> Aim
Go through the records and give each one again exactly.

Raw records:
____________
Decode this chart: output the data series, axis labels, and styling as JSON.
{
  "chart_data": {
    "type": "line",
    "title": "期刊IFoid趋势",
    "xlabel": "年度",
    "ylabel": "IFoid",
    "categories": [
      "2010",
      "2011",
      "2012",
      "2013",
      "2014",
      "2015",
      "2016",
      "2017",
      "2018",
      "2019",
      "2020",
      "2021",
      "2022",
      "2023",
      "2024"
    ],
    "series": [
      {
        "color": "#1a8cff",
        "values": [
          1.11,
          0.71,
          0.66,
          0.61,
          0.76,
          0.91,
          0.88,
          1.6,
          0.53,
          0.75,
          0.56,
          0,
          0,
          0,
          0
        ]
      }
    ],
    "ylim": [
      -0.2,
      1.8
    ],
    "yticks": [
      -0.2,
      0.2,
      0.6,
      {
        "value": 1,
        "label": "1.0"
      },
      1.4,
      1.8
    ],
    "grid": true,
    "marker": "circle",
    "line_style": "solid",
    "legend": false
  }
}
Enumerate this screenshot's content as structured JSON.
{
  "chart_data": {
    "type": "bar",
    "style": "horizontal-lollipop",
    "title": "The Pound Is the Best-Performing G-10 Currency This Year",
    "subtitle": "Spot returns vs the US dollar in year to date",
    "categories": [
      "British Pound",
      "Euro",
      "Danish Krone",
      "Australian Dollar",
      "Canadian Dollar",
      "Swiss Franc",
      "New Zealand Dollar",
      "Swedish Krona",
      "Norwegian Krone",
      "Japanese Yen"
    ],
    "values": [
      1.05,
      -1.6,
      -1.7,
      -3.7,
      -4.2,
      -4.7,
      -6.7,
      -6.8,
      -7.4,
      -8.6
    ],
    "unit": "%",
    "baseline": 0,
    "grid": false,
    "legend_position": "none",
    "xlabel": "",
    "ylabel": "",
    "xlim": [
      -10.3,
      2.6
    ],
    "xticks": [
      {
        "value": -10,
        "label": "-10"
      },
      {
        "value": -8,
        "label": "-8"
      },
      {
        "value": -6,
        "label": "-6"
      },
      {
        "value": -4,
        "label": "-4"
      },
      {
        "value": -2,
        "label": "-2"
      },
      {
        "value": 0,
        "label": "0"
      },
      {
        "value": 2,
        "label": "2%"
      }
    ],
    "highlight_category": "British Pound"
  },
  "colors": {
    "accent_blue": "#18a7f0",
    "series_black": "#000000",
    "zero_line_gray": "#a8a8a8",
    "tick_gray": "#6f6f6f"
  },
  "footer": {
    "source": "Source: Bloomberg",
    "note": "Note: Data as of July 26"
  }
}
____________
> Solution to this exercise
Decode this chart: output the data series, axis labels, and styling as JSON.
{
  "chart_data": {
    "type": "line",
    "title": "期刊IFoid趋势",
    "xlabel": "年度",
    "ylabel": "IFoid",
    "categories": [
      "2010",
      "2011",
      "2012",
      "2013",
      "2014",
      "2015",
      "2016",
      "2017",
      "2018",
      "2019",
      "2020",
      "2021",
      "2022",
      "2023",
      "2024"
    ],
    "series": [
      {
        "color": "#1a8cff",
        "values": [
          1.11,
          0.71,
          0.66,
          0.61,
          0.76,
          0.91,
          0.88,
          1.6,
          0.53,
          0.75,
          0.56,
          0,
          0,
          0,
          0
        ]
      }
    ],
    "ylim": [
      -0.2,
      1.8
    ],
    "yticks": [
      -0.2,
      0.2,
      0.6,
      {
        "value": 1,
        "label": "1.0"
      },
      1.4,
      1.8
    ],
    "grid": true,
    "marker": "circle",
    "line_style": "solid",
    "legend": false
  }
}
Enumerate this screenshot's content as structured JSON.
{
  "chart_data": {
    "type": "bar",
    "style": "horizontal-lollipop",
    "title": "The Pound Is the Best-Performing G-10 Currency This Year",
    "subtitle": "Spot returns vs the US dollar in year to date",
    "categories": [
      "British Pound",
      "Euro",
      "Danish Krone",
      "Australian Dollar",
      "Canadian Dollar",
      "Swiss Franc",
      "New Zealand Dollar",
      "Swedish Krona",
      "Norwegian Krone",
      "Japanese Yen"
    ],
    "values": [
      1.05,
      -1.6,
      -1.7,
      -3.7,
      -4.2,
      -4.7,
      -6.7,
      -6.8,
      -7.4,
      -8.6
    ],
    "unit": "%",
    "baseline": 0,
    "grid": false,
    "legend_position": "none",
    "xlabel": "",
    "ylabel": "",
    "xlim": [
      -10.3,
      2.6
    ],
    "xticks": [
      {
        "value": -10,
        "label": "-10"
      },
      {
        "value": -8,
        "label": "-8"
      },
      {
        "value": -6,
        "label": "-6"
      },
      {
        "value": -4,
        "label": "-4"
      },
      {
        "value": -2,
        "label": "-2"
      },
      {
        "value": 0,
        "label": "0"
      },
      {
        "value": 2,
        "label": "2%"
      }
    ],
    "highlight_category": "British Pound"
  },
  "colors": {
    "accent_blue": "#18a7f0",
    "series_black": "#000000",
    "zero_line_gray": "#a8a8a8",
    "tick_gray": "#6f6f6f"
  },
  "footer": {
    "source": "Source: Bloomberg",
    "note": "Note: Data as of July 26"
  }
}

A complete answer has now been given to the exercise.